Records from a collection
▼
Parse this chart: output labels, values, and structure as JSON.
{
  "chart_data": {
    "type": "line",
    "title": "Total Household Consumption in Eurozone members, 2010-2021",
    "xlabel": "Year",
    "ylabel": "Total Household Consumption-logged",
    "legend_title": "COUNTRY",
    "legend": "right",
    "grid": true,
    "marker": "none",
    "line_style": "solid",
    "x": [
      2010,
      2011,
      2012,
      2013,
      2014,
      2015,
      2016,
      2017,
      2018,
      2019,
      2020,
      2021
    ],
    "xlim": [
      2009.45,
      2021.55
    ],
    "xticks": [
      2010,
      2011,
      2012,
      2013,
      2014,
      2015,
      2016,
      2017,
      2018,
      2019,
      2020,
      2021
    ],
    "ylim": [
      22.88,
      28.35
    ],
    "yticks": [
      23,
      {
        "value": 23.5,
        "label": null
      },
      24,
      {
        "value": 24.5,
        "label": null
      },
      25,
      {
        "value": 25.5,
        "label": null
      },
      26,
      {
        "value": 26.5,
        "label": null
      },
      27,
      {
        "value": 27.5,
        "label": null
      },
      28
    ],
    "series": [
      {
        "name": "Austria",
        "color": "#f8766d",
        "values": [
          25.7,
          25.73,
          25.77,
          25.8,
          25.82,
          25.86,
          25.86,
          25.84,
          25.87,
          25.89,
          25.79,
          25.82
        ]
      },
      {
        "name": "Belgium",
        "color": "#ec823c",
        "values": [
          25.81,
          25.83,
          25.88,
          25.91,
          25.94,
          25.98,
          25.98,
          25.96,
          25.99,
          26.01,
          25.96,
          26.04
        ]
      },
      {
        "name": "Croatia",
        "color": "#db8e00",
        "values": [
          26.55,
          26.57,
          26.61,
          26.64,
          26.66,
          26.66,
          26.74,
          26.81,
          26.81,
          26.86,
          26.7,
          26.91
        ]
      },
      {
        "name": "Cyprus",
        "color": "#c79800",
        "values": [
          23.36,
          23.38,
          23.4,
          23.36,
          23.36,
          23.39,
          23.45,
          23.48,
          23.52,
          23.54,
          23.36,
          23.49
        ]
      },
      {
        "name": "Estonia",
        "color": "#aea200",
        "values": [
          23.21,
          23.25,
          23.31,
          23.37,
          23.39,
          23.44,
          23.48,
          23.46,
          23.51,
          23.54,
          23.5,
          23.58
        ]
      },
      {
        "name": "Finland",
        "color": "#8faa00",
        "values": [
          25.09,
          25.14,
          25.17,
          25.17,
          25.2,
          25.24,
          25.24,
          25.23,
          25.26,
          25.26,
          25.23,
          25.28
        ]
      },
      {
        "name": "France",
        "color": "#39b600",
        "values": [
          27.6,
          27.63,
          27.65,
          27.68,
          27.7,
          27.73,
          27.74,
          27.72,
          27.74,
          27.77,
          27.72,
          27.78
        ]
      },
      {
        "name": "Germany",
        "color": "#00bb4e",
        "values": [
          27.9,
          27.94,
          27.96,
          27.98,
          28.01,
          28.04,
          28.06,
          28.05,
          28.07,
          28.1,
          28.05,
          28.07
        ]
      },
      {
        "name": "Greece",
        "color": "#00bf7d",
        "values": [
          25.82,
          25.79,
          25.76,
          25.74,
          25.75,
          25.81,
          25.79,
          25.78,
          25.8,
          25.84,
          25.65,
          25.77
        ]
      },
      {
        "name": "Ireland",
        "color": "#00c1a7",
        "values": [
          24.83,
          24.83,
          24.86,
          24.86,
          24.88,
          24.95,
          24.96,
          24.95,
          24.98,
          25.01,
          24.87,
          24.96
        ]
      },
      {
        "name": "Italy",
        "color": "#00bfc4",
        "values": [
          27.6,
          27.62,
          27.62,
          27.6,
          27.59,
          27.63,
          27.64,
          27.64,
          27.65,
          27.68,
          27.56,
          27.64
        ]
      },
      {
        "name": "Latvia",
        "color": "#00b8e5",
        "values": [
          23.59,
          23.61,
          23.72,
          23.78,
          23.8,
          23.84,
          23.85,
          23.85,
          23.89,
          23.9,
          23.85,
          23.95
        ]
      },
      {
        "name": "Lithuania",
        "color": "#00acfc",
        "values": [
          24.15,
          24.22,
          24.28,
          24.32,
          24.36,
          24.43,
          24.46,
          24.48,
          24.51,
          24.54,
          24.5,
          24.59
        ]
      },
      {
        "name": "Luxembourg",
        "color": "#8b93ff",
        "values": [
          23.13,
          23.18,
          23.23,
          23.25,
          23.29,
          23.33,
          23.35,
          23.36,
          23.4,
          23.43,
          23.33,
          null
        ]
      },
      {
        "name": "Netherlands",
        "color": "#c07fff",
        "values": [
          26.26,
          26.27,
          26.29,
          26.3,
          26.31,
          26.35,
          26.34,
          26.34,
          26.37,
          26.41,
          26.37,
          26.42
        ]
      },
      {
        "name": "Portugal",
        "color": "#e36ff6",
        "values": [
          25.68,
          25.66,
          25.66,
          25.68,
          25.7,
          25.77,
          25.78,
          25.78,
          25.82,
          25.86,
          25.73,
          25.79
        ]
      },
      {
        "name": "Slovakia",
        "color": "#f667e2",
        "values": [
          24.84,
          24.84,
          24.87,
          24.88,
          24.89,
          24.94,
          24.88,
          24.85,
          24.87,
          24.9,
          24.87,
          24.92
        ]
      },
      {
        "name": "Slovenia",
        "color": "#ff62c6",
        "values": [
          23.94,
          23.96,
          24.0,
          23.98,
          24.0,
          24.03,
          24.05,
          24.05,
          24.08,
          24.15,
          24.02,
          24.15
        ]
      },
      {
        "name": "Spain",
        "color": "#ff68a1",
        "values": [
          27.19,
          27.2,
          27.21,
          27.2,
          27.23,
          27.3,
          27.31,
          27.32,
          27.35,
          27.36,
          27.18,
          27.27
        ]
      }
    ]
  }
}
▲
▼
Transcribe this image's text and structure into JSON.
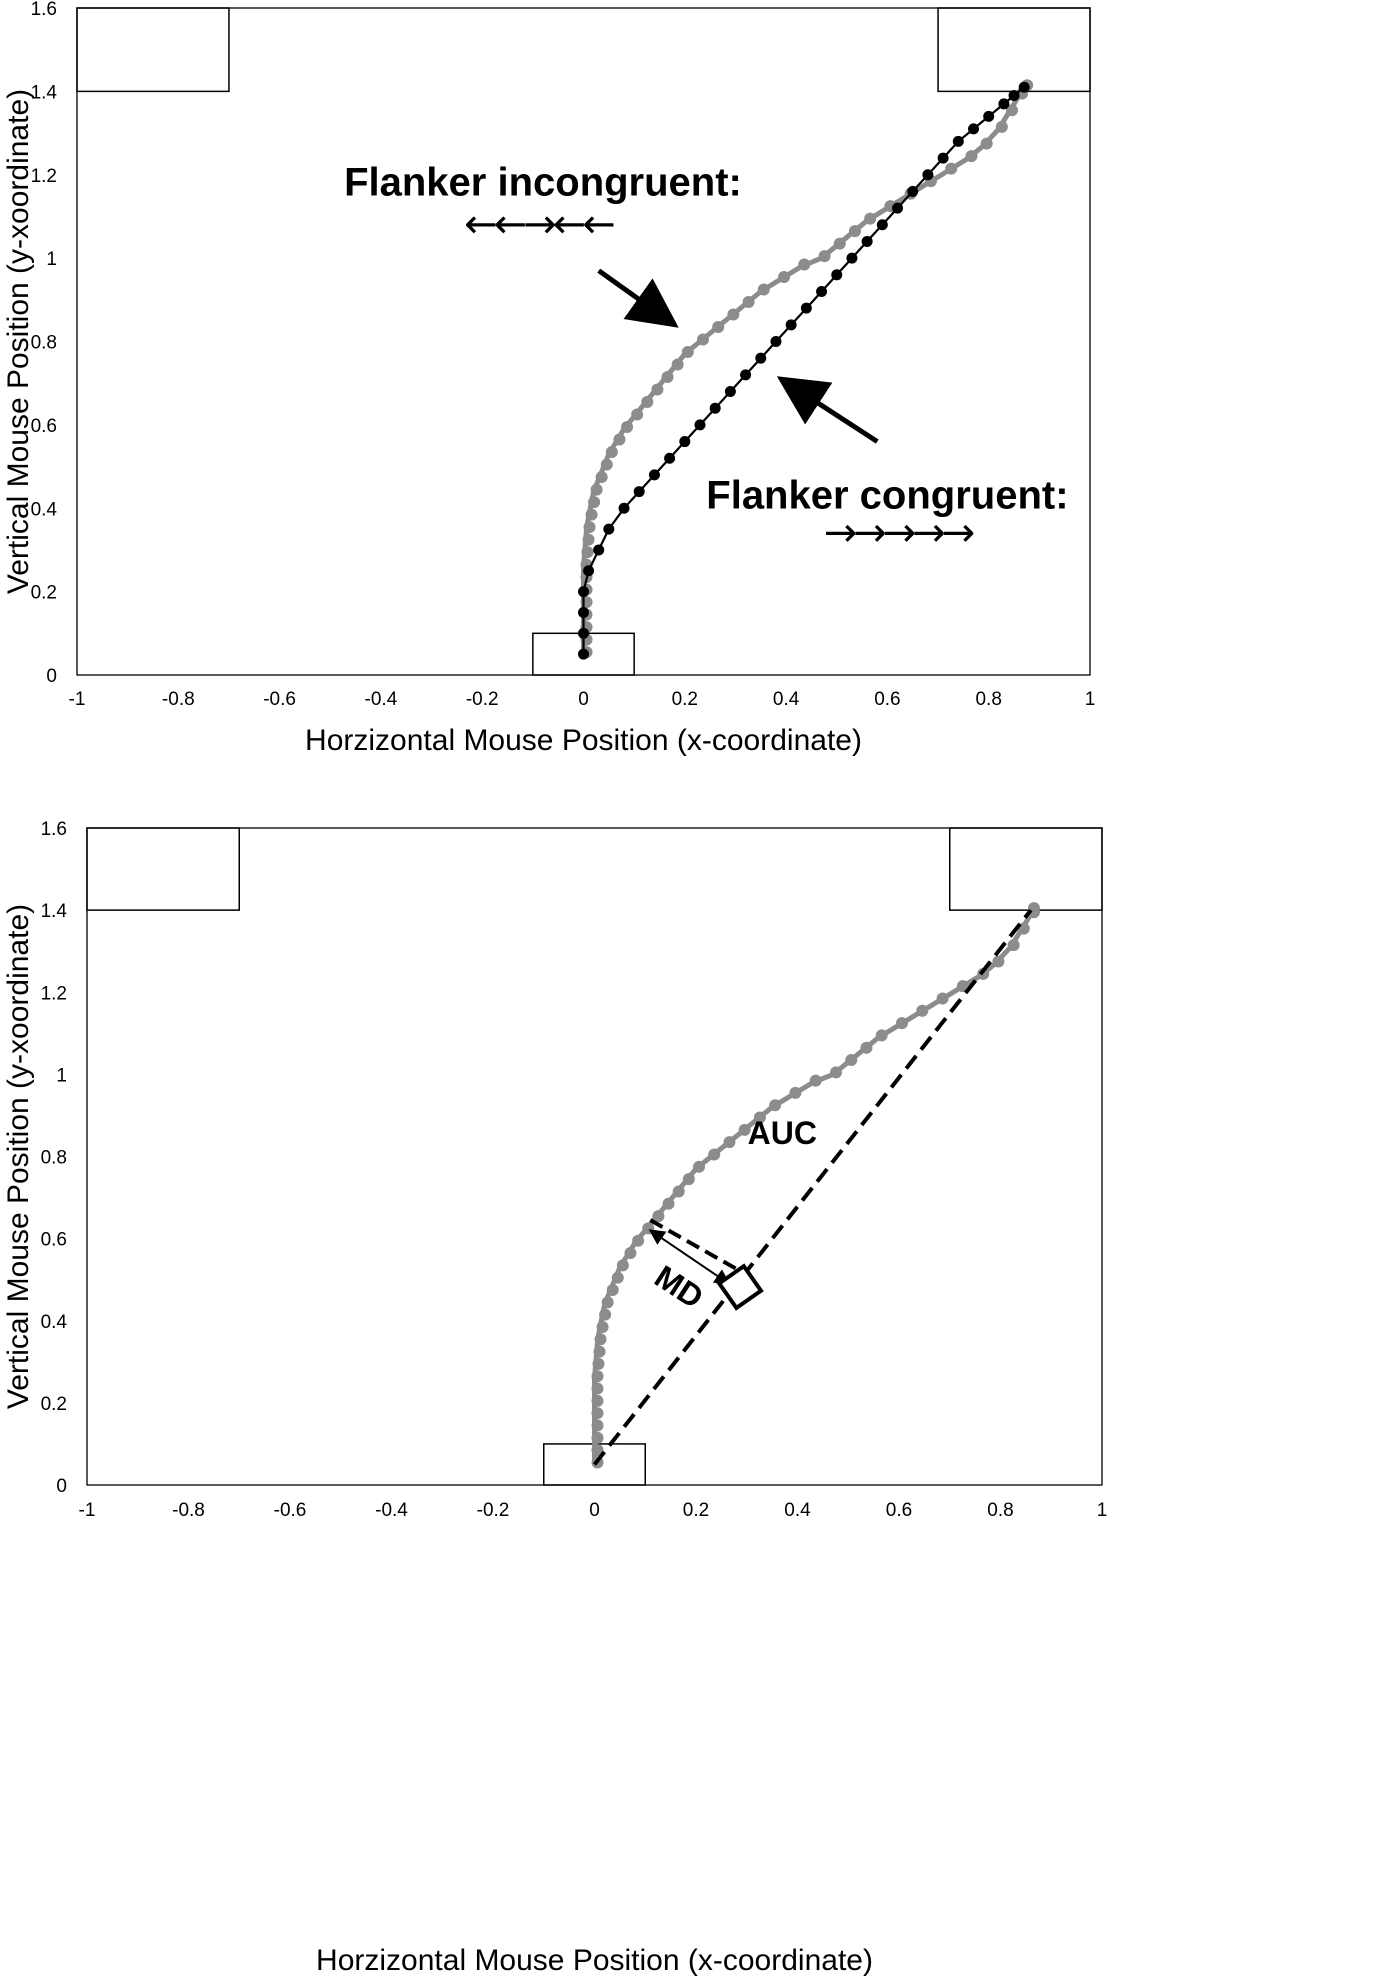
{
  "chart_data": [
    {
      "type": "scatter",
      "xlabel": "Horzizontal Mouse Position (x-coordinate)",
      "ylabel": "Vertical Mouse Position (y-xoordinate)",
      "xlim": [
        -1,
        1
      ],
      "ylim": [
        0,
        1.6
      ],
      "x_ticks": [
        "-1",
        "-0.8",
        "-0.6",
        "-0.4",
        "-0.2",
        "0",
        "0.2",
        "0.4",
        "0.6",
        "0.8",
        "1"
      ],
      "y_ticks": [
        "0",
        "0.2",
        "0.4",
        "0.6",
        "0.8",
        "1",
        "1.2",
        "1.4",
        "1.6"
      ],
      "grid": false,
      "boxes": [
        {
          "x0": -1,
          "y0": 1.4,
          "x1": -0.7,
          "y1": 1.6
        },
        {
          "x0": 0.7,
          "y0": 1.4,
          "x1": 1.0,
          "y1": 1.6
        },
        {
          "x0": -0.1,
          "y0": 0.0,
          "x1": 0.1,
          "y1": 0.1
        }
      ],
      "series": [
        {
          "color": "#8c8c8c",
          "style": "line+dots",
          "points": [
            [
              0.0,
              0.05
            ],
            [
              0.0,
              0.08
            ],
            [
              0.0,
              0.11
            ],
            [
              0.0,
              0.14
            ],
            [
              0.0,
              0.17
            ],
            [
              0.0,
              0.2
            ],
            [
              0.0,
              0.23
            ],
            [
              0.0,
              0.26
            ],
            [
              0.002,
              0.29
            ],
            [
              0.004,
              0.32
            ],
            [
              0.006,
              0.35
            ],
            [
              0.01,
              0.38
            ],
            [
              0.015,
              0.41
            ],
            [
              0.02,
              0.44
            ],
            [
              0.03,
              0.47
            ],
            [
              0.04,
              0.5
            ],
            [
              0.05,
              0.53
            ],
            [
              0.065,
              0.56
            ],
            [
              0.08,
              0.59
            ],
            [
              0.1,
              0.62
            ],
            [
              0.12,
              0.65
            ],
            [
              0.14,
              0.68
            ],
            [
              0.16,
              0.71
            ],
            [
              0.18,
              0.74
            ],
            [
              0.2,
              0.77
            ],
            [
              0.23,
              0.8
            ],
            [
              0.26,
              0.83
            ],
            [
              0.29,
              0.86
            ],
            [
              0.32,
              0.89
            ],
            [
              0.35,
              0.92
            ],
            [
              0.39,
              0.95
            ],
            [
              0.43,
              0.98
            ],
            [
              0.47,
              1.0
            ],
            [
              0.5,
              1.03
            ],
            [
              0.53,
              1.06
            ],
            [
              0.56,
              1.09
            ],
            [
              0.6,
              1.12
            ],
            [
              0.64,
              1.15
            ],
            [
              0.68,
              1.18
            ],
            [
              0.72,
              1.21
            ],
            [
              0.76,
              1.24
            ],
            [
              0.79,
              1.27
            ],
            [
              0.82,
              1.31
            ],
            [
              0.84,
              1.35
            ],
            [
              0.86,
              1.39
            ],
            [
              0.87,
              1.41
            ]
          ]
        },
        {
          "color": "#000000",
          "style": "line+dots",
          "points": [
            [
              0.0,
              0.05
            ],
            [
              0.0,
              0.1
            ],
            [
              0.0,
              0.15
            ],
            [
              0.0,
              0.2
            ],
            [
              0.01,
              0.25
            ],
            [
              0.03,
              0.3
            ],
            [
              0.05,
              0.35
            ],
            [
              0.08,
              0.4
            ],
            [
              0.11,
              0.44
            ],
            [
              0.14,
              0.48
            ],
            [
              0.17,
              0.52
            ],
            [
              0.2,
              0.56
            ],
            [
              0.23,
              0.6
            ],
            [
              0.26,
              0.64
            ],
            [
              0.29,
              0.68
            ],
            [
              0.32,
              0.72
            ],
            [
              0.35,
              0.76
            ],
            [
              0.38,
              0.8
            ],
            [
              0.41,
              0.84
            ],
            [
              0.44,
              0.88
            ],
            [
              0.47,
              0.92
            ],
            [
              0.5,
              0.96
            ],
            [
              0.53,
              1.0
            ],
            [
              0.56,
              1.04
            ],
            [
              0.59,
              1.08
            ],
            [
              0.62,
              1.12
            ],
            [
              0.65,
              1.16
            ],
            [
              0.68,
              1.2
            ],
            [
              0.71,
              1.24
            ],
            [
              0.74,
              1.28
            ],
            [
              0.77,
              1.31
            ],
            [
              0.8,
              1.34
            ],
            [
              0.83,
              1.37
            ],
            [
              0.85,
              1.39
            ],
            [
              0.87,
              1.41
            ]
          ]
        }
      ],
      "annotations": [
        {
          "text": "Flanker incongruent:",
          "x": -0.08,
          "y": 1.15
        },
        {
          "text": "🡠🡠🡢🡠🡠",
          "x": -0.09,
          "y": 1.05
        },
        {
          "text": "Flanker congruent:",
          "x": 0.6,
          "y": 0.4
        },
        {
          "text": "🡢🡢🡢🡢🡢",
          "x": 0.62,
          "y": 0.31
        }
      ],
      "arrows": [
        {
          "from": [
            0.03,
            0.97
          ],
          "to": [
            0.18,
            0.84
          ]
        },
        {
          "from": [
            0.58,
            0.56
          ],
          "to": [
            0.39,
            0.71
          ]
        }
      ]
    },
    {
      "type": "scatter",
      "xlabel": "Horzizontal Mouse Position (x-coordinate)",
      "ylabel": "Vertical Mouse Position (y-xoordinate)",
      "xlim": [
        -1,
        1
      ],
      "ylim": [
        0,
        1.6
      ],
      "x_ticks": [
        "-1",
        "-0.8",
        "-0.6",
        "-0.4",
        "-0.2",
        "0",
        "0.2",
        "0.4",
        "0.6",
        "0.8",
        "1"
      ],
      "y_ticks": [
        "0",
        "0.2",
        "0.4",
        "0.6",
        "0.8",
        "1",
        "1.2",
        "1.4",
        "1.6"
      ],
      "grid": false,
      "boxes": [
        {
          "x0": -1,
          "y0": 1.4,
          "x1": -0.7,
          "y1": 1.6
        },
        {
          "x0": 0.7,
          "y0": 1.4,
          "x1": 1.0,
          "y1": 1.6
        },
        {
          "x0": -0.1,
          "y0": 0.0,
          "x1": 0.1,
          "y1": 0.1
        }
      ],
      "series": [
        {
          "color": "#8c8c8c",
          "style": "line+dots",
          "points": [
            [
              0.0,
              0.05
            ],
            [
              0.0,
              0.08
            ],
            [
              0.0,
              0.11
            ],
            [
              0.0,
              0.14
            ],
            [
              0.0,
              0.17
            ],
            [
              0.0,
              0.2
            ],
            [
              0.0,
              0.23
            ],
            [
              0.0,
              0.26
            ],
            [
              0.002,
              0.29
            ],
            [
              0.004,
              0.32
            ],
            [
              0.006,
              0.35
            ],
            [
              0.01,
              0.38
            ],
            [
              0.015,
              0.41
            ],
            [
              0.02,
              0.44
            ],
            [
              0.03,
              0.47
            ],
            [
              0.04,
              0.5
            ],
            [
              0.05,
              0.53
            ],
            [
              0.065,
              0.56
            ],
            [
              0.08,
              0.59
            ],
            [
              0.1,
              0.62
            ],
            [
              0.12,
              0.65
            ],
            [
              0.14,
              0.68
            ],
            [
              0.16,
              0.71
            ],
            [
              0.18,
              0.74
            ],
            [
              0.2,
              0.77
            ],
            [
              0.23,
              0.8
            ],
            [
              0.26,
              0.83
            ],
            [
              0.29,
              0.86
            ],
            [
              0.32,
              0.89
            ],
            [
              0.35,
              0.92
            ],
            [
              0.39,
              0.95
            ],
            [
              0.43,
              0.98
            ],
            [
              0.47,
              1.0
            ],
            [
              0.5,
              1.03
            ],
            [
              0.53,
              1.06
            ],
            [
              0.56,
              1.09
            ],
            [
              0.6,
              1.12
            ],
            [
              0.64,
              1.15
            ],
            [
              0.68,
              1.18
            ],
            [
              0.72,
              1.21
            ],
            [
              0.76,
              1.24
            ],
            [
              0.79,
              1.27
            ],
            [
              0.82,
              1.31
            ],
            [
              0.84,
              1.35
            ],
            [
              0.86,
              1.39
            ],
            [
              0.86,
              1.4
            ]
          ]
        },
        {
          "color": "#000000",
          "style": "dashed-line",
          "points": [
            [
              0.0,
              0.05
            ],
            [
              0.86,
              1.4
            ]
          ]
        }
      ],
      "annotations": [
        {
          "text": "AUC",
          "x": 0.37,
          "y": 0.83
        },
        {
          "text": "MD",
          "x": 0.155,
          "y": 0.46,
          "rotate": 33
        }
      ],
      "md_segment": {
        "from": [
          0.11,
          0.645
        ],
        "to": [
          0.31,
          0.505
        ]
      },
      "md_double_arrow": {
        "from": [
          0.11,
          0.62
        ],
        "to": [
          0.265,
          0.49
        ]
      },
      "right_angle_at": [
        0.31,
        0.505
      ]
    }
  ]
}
▲
Gather each line of the listing containing the word "Flanker" and show it.

REPLY:
          "text": "Flanker incongruent:",
          "text": "Flanker congruent:",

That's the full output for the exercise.